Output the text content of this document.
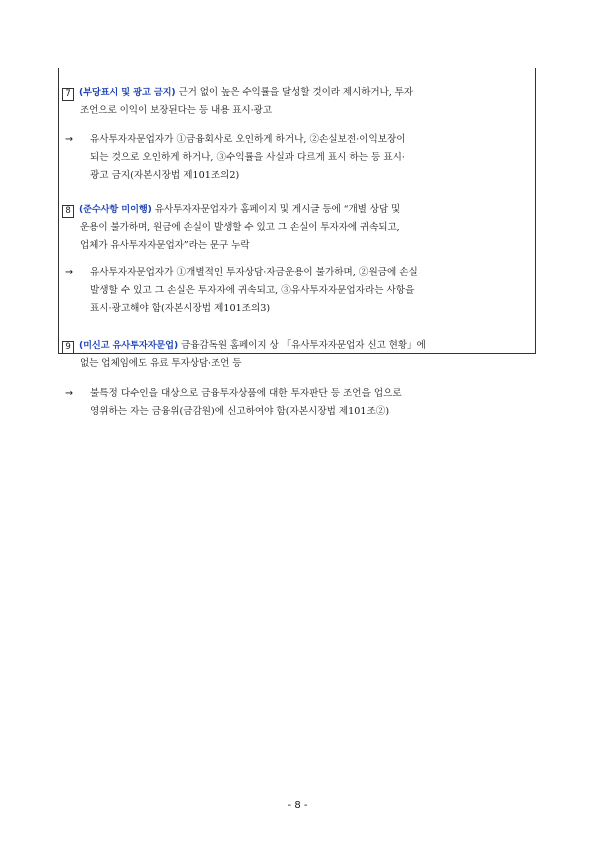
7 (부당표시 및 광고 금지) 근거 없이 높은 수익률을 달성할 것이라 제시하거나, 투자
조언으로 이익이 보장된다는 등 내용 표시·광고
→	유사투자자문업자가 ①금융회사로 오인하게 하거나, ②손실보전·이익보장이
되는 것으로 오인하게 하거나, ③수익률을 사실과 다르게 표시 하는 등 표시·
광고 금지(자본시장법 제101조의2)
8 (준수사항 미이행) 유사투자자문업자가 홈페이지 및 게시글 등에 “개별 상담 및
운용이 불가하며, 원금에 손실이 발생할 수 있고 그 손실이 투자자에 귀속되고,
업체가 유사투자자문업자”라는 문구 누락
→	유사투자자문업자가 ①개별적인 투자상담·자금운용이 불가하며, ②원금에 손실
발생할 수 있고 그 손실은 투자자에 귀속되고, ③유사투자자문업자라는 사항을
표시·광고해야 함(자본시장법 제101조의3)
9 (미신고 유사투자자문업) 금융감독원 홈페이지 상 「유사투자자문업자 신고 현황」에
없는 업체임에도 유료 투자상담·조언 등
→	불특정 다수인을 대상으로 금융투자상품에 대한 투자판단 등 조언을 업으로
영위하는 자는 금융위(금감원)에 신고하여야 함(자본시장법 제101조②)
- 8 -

########

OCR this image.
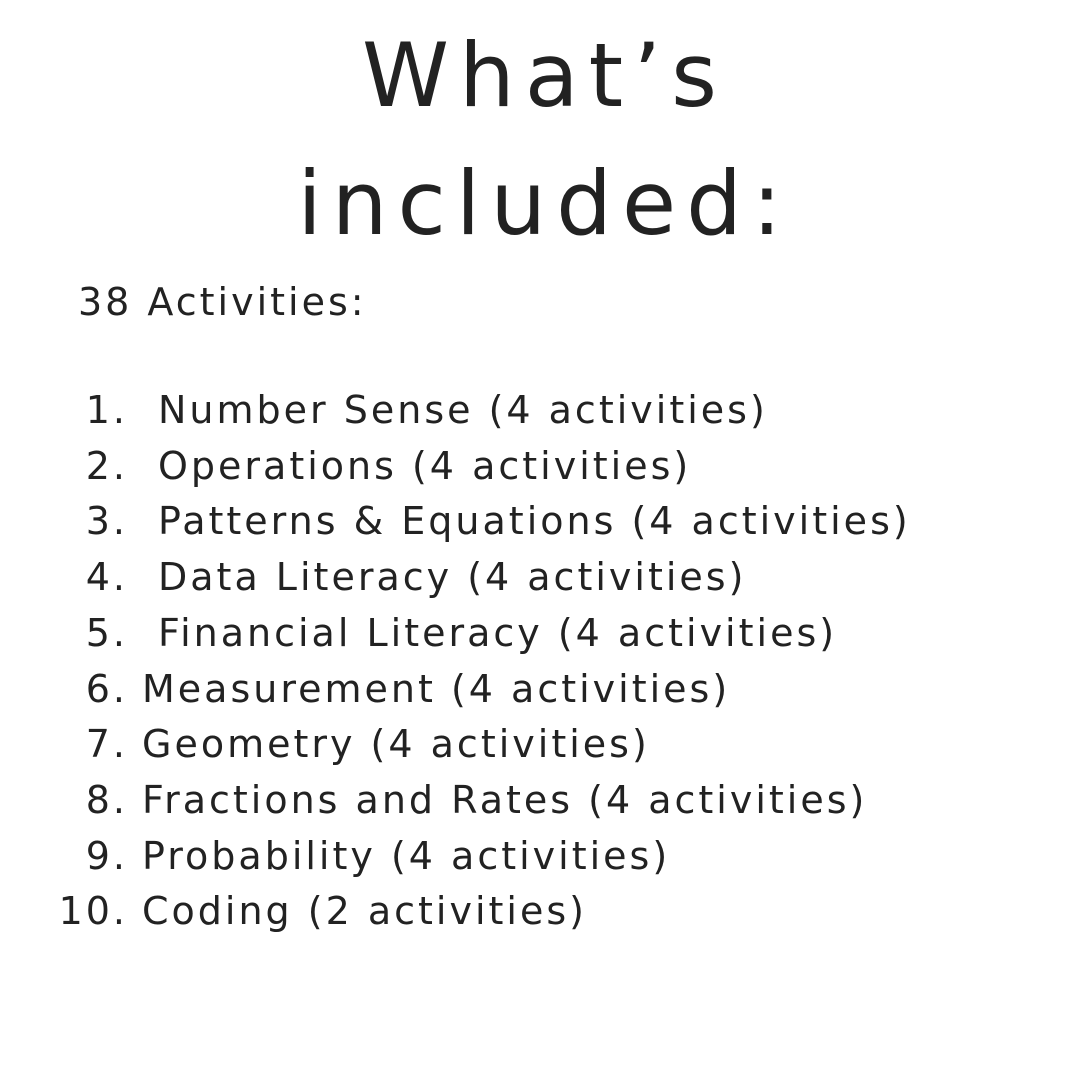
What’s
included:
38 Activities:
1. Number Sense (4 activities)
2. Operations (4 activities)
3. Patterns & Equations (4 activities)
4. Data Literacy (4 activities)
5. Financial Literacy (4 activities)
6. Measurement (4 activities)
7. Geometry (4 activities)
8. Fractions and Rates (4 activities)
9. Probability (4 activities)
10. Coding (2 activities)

########

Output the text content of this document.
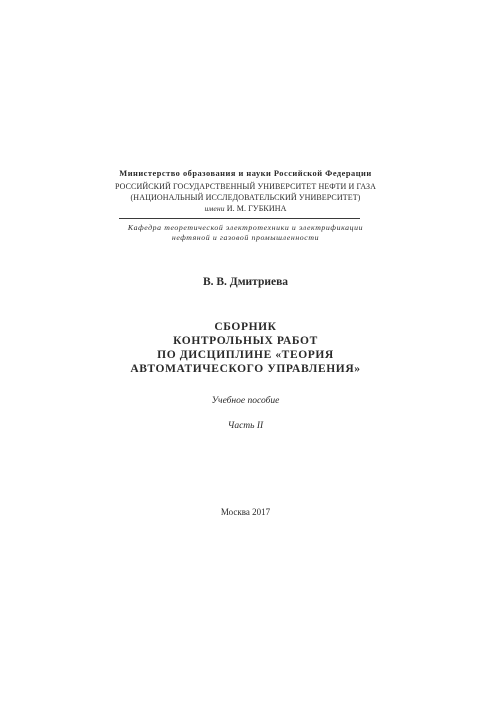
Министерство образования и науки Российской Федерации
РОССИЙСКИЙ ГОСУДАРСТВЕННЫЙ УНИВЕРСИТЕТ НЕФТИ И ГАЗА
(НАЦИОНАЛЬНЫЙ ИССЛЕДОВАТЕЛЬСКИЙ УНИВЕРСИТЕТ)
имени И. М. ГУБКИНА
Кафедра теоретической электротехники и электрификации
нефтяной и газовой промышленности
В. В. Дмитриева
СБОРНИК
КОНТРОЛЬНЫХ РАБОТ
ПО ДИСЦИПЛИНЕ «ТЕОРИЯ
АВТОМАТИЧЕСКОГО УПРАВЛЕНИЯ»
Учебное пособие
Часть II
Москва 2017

########

* **TASK**: In the records above, collect each line with "오인하게".

* **SOLVED PROBLEM**:
→	유사투자자문업자가 ①금융회사로 오인하게 하거나, ②손실보전·이익보장이
되는 것으로 오인하게 하거나, ③수익률을 사실과 다르게 표시 하는 등 표시·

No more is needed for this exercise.